* **Short exercise**:
Collect from the data below each line with "ylabel".

* **Provided data**:
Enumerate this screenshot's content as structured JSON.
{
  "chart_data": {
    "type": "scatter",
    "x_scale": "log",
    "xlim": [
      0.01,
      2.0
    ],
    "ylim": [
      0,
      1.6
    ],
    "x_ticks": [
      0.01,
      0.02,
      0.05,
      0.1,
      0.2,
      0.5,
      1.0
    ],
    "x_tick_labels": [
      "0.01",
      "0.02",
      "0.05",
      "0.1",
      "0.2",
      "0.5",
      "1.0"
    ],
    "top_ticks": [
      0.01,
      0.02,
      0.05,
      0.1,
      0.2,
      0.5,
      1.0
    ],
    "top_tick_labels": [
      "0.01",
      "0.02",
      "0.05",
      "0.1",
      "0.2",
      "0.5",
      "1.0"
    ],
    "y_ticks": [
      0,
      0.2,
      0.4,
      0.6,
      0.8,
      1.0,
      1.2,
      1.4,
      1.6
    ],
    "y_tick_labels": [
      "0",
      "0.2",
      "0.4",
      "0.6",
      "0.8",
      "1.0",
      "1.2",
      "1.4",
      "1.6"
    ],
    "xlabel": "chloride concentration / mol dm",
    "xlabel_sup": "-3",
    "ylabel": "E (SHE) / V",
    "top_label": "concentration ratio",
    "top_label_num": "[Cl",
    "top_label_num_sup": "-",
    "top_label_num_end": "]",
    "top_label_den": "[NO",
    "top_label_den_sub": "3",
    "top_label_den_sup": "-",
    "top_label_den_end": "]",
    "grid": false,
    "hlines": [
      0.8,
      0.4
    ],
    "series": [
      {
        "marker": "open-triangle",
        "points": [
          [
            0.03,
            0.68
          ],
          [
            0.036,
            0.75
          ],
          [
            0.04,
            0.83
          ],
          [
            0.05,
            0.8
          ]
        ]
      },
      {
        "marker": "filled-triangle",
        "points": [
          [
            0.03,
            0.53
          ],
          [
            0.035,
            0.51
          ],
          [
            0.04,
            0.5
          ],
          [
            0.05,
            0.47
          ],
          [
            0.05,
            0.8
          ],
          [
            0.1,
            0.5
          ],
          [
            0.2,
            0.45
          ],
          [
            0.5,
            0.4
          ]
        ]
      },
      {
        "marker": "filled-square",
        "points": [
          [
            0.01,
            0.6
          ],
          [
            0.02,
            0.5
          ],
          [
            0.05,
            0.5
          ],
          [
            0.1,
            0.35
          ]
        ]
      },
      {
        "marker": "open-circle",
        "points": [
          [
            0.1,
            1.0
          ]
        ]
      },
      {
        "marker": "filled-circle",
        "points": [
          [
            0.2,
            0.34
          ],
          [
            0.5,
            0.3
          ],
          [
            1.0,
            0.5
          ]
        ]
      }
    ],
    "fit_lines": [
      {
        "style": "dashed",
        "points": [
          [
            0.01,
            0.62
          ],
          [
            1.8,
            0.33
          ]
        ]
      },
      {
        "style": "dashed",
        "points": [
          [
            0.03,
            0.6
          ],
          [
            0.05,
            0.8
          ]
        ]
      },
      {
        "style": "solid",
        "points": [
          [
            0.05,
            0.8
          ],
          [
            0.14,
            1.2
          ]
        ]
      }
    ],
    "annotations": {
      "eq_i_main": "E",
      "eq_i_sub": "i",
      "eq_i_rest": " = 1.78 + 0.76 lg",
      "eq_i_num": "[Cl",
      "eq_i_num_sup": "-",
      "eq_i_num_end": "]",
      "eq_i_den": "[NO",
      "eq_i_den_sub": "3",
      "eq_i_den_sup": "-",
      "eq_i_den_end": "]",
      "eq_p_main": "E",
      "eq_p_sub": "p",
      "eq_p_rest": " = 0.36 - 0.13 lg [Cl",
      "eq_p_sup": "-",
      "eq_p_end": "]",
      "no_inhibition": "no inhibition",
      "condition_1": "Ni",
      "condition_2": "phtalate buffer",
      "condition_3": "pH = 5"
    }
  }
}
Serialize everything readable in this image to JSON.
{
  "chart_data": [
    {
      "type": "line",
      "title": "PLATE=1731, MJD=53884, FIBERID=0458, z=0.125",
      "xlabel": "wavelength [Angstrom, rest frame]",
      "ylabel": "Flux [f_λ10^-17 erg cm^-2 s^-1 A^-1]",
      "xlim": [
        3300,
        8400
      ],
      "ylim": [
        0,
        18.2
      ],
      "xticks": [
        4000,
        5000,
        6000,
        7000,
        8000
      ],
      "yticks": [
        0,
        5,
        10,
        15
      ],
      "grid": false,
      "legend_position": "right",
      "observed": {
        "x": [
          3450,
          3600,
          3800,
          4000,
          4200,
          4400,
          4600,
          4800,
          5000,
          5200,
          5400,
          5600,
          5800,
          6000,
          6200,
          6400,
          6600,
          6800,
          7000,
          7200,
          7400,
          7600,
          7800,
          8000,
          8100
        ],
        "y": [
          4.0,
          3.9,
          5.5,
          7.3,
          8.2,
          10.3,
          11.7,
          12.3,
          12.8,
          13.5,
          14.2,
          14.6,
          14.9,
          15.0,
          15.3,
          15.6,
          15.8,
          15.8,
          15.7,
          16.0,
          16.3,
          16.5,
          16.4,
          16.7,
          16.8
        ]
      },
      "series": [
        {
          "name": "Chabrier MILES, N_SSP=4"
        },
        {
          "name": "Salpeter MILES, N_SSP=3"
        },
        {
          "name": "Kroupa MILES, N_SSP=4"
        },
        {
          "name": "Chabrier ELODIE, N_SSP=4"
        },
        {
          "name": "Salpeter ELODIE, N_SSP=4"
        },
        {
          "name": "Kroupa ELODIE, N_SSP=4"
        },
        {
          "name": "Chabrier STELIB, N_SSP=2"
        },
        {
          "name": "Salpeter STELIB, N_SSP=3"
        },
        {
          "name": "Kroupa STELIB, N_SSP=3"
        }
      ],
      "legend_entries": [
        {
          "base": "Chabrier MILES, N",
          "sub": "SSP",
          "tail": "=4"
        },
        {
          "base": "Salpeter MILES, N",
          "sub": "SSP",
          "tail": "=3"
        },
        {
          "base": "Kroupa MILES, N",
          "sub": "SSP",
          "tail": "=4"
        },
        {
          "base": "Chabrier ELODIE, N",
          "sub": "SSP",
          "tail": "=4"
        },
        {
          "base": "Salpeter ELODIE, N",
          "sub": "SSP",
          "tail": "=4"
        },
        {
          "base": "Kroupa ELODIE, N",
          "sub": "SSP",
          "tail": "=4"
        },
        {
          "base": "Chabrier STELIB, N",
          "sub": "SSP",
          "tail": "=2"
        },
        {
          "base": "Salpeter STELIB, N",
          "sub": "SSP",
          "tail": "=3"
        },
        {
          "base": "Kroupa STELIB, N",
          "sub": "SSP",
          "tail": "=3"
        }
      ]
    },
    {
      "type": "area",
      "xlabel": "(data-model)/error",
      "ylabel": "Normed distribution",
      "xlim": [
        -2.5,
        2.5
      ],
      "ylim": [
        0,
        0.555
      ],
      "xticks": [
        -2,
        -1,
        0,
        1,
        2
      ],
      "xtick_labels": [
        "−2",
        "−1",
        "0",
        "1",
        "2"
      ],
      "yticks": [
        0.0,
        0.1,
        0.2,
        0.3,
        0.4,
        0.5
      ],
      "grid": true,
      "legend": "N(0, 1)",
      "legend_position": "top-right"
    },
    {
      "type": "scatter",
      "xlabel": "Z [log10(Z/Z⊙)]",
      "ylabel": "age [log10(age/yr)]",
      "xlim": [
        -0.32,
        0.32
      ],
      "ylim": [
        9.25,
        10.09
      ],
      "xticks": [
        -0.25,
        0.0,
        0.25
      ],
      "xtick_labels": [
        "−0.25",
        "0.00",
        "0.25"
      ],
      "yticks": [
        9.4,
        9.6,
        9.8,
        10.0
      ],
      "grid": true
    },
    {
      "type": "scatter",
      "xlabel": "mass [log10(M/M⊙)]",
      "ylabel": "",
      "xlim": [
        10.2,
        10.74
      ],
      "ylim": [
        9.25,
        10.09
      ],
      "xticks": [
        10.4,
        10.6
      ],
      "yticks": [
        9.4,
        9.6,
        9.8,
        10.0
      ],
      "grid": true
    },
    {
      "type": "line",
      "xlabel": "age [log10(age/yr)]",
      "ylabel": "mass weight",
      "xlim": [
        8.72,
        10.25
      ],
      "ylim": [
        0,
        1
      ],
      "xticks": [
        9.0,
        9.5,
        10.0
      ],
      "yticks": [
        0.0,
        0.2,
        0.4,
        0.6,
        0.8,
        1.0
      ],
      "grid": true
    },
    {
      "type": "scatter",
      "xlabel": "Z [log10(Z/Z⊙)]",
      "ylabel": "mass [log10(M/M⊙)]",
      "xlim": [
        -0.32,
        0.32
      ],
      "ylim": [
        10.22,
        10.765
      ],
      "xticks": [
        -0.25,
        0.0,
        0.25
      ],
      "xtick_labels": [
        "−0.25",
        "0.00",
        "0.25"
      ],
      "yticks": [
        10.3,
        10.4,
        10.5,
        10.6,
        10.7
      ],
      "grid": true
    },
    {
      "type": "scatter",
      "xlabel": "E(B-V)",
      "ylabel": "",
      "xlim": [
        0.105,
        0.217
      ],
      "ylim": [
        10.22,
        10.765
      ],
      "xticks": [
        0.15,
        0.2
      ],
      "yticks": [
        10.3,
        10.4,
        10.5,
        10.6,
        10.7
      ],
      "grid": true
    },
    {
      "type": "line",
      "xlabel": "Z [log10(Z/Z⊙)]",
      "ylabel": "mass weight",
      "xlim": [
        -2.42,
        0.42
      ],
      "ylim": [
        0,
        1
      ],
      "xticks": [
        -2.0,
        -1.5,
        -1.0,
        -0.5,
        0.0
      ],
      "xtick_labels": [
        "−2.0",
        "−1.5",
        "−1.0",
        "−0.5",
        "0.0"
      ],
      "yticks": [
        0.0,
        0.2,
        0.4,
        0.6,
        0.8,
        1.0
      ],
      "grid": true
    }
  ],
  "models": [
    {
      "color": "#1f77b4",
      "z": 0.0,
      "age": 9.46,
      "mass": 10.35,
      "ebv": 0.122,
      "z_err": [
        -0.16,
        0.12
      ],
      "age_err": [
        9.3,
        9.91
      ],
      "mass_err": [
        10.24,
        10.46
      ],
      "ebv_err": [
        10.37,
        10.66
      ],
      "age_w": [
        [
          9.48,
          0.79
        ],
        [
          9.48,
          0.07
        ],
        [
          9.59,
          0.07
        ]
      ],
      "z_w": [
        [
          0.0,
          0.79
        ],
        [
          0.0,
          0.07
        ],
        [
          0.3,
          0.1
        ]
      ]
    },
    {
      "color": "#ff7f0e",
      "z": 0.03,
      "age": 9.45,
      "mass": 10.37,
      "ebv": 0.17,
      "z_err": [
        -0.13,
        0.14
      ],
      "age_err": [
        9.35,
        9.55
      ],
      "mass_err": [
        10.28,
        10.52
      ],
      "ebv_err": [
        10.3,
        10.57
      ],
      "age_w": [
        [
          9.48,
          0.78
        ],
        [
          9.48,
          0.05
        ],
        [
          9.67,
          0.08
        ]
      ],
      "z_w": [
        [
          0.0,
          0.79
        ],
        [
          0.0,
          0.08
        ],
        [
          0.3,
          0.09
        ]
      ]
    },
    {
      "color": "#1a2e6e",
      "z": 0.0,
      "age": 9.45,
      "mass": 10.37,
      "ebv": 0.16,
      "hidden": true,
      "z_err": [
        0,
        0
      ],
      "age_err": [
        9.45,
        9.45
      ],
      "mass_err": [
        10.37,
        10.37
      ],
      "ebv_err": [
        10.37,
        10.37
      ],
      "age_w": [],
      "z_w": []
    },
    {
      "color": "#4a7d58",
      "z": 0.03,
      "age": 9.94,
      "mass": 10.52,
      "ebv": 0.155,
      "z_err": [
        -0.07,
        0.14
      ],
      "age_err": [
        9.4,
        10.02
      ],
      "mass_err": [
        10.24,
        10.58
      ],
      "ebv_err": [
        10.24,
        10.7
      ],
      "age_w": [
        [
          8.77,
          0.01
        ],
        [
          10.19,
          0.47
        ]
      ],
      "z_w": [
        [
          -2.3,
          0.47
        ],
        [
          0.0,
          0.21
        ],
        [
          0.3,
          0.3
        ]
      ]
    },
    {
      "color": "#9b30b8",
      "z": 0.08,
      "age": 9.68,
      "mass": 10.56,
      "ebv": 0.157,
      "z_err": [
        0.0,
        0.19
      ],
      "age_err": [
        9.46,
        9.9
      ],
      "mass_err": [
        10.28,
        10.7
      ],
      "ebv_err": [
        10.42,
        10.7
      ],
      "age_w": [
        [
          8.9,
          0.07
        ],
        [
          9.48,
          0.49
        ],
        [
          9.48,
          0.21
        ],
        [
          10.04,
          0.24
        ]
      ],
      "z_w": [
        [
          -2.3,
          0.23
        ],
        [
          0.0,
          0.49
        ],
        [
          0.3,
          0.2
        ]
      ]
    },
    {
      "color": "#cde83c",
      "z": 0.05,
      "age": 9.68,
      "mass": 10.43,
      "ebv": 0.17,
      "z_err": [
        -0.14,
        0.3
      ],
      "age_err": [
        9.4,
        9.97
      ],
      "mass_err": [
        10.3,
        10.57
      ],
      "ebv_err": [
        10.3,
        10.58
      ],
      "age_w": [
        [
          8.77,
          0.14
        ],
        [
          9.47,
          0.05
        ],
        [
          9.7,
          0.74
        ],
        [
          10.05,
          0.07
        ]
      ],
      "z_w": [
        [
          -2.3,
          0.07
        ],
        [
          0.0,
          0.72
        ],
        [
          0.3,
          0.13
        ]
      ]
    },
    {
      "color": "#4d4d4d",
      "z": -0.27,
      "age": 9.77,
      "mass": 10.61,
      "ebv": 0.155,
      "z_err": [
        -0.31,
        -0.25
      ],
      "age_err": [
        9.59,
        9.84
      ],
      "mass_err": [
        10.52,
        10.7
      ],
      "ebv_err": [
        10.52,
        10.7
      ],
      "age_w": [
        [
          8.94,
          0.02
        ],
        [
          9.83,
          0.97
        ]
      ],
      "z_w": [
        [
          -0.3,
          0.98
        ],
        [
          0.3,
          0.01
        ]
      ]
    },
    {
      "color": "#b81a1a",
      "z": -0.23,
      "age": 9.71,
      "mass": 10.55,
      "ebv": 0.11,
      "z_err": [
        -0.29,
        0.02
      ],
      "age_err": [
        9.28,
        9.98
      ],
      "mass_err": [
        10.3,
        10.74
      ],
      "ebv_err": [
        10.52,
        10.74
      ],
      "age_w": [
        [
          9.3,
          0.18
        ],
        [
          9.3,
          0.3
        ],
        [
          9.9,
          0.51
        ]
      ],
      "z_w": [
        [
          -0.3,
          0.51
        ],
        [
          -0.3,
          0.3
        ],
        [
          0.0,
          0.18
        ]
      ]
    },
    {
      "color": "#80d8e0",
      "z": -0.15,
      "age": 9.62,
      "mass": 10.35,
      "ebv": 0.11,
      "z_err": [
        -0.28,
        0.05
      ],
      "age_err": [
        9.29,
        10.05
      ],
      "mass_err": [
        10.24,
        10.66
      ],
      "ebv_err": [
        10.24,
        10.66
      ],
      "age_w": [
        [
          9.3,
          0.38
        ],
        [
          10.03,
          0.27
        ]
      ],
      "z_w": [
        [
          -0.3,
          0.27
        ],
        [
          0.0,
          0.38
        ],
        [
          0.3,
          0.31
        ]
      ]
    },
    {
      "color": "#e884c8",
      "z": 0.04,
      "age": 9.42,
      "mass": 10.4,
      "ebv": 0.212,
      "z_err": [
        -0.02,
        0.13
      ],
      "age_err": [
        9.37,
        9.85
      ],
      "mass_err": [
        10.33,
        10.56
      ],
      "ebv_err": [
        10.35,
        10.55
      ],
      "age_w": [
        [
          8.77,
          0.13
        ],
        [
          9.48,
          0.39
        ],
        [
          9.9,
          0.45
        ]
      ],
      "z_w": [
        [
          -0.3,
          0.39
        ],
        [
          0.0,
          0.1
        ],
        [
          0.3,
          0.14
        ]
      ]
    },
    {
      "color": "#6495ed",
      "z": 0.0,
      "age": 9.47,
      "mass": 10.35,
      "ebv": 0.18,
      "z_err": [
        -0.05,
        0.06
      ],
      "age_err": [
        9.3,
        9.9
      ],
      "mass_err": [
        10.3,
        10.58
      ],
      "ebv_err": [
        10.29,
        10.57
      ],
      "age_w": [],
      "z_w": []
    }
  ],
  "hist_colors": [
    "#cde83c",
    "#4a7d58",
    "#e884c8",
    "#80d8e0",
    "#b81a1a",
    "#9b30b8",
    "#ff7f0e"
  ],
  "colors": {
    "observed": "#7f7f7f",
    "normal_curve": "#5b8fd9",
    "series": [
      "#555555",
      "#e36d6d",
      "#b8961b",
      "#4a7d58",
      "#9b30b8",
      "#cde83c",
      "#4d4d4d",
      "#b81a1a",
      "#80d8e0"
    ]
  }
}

* **Full output**:
    "ylabel": "E (SHE) / V",
      "ylabel": "Flux [f_λ10^-17 erg cm^-2 s^-1 A^-1]",
      "ylabel": "Normed distribution",
      "ylabel": "age [log10(age/yr)]",
      "ylabel": "",
      "ylabel": "mass weight",
      "ylabel": "mass [log10(M/M⊙)]",
      "ylabel": "",
      "ylabel": "mass weight",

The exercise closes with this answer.